↓↓↓
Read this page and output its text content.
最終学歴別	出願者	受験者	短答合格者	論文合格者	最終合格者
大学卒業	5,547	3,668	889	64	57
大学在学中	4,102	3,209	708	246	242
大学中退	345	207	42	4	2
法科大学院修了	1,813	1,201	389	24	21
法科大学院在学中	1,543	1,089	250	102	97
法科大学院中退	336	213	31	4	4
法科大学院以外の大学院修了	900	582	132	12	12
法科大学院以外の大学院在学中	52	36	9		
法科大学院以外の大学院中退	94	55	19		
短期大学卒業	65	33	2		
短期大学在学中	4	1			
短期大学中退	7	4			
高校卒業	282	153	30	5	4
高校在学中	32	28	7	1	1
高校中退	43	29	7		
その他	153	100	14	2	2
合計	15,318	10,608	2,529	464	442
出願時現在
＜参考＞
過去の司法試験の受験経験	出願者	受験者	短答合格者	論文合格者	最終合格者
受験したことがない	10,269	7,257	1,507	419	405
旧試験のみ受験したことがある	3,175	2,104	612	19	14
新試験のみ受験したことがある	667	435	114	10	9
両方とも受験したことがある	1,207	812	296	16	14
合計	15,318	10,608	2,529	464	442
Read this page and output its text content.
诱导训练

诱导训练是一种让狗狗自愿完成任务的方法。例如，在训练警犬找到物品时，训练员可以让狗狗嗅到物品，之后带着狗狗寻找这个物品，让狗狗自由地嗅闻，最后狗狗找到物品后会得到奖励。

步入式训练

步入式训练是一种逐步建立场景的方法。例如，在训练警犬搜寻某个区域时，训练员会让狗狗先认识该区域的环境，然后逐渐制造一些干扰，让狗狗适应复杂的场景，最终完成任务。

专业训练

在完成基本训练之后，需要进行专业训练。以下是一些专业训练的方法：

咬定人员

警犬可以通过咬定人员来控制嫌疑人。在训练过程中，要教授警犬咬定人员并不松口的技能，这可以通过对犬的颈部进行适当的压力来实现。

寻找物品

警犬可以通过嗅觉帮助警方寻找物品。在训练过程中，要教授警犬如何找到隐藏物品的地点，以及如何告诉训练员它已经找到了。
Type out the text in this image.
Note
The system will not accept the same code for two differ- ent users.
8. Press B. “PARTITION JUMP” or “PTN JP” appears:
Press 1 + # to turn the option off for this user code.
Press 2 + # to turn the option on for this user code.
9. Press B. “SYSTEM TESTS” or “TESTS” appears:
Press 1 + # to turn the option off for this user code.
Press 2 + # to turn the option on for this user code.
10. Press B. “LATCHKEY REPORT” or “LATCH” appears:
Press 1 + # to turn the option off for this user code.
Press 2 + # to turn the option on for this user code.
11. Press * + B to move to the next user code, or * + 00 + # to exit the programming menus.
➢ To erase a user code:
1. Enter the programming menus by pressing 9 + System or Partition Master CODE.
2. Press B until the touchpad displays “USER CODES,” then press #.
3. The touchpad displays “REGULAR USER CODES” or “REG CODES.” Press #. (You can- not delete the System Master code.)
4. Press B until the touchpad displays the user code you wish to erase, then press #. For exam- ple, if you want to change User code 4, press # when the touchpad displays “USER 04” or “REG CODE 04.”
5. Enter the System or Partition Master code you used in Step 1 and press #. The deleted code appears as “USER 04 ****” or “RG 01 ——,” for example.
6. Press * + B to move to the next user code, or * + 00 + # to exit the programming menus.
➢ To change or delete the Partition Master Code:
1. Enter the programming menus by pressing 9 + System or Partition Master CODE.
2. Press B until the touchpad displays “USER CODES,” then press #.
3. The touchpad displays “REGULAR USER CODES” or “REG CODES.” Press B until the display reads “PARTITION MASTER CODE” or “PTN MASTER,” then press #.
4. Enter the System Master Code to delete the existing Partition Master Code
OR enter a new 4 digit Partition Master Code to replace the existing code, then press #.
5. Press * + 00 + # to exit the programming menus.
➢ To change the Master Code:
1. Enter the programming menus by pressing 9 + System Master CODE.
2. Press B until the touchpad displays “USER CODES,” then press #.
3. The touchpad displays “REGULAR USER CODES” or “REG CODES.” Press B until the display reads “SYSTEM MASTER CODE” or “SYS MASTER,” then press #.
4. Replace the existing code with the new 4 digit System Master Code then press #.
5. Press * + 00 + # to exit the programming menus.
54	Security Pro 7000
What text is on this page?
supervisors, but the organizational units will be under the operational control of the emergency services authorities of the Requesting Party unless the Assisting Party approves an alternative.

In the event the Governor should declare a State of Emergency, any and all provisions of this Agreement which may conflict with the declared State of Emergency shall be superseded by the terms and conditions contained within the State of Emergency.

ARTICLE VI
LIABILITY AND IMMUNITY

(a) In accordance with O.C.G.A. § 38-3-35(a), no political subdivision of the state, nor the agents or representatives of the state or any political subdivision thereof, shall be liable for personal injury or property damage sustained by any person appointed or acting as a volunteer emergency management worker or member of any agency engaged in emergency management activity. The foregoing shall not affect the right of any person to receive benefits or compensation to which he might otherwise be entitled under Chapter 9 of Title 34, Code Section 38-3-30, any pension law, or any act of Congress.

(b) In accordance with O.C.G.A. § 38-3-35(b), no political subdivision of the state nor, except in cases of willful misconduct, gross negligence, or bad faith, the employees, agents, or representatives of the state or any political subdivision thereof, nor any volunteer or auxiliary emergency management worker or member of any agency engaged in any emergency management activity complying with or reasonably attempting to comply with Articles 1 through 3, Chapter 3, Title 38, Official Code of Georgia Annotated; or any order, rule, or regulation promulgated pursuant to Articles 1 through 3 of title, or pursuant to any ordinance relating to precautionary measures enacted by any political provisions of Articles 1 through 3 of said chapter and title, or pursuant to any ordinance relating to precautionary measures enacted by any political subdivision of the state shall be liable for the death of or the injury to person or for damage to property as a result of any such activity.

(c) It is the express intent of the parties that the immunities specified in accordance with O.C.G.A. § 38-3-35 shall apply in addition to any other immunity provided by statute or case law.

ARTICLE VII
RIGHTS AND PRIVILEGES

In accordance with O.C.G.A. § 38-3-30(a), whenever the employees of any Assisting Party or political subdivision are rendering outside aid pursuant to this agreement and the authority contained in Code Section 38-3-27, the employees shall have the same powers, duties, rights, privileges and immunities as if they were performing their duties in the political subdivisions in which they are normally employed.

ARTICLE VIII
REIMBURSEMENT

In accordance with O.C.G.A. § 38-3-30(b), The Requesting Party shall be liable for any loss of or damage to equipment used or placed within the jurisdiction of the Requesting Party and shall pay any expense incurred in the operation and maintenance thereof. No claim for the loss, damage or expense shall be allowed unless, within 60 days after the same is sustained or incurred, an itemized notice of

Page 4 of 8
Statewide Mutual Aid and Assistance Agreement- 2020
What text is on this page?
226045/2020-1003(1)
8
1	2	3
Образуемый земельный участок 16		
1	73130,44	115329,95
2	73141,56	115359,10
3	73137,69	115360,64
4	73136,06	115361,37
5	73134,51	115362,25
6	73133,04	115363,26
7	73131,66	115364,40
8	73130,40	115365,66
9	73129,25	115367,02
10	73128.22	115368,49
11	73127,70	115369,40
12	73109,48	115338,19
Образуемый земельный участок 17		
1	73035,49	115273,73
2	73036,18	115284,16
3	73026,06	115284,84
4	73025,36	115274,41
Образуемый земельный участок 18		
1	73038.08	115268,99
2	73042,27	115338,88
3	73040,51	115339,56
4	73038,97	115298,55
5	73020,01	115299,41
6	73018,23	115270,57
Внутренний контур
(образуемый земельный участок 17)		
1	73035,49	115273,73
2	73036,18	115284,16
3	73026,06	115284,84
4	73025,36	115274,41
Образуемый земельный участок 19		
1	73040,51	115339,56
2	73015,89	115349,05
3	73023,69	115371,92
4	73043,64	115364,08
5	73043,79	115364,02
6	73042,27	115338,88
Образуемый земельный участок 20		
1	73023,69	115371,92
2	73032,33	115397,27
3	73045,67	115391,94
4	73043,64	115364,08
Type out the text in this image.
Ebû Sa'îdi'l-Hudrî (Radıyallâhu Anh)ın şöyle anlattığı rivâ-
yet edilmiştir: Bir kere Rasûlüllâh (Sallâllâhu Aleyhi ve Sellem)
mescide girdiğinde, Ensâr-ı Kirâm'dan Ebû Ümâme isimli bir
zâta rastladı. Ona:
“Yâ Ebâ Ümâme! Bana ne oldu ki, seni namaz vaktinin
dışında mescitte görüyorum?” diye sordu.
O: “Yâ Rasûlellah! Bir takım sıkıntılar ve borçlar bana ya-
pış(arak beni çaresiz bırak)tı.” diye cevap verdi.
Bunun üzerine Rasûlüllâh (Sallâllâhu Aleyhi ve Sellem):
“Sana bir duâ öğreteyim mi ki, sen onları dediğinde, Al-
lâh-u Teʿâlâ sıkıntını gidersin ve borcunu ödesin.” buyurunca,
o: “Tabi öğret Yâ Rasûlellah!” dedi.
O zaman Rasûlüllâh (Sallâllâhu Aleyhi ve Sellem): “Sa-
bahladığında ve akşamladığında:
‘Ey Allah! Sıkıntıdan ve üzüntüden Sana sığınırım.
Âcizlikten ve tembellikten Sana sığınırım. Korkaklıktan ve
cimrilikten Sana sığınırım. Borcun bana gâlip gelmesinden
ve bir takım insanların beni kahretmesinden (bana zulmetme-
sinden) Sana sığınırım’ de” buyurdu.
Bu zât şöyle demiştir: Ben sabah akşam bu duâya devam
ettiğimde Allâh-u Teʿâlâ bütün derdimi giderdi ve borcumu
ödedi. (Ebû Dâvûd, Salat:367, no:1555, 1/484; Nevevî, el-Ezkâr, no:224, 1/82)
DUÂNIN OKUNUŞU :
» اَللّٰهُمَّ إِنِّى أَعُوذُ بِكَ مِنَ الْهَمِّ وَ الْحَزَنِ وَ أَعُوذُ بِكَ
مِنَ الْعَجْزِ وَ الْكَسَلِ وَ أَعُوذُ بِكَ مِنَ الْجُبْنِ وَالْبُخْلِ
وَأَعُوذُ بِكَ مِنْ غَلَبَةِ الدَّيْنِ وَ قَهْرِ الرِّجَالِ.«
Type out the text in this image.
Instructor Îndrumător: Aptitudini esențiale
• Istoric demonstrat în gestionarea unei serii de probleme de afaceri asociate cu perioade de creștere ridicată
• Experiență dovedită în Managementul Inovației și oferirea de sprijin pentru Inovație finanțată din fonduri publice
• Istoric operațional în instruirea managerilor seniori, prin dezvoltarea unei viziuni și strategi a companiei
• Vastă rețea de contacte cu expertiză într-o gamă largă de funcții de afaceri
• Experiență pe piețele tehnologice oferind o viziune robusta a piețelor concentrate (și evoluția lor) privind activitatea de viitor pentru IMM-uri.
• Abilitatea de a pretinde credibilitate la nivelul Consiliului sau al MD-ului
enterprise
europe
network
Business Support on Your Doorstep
↑↑↑
Task to complete
Of all the lines in the data above, state how many include "liable". Say only the number.

The result
3